(Collection entries)
######

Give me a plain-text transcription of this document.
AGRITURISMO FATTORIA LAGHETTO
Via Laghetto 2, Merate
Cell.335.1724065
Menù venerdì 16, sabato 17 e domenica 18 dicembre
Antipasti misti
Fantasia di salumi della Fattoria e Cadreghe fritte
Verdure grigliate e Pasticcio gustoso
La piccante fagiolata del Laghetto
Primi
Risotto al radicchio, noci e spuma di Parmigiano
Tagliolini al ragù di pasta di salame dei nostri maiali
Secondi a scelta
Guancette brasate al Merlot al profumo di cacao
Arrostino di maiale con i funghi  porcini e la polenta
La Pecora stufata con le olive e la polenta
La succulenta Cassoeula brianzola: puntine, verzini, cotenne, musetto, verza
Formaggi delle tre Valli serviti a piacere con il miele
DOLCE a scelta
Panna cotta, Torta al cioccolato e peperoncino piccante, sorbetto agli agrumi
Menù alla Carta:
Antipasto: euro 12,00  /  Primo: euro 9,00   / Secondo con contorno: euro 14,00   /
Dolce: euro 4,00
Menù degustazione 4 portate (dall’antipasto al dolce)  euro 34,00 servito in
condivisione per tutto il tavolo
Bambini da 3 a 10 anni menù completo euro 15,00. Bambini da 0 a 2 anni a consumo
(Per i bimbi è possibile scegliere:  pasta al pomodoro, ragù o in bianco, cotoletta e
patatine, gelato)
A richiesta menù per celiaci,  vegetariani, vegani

######

**Your goal:** Output each record precisely as given.

**Response to this exercise:**
Give me a plain-text transcription of this document.
AGRITURISMO FATTORIA LAGHETTO
Via Laghetto 2, Merate
Cell.335.1724065
Menù venerdì 16, sabato 17 e domenica 18 dicembre
Antipasti misti
Fantasia di salumi della Fattoria e Cadreghe fritte
Verdure grigliate e Pasticcio gustoso
La piccante fagiolata del Laghetto
Primi
Risotto al radicchio, noci e spuma di Parmigiano
Tagliolini al ragù di pasta di salame dei nostri maiali
Secondi a scelta
Guancette brasate al Merlot al profumo di cacao
Arrostino di maiale con i funghi  porcini e la polenta
La Pecora stufata con le olive e la polenta
La succulenta Cassoeula brianzola: puntine, verzini, cotenne, musetto, verza
Formaggi delle tre Valli serviti a piacere con il miele
DOLCE a scelta
Panna cotta, Torta al cioccolato e peperoncino piccante, sorbetto agli agrumi
Menù alla Carta:
Antipasto: euro 12,00  /  Primo: euro 9,00   / Secondo con contorno: euro 14,00   /
Dolce: euro 4,00
Menù degustazione 4 portate (dall’antipasto al dolce)  euro 34,00 servito in
condivisione per tutto il tavolo
Bambini da 3 a 10 anni menù completo euro 15,00. Bambini da 0 a 2 anni a consumo
(Per i bimbi è possibile scegliere:  pasta al pomodoro, ragù o in bianco, cotoletta e
patatine, gelato)
A richiesta menù per celiaci,  vegetariani, vegani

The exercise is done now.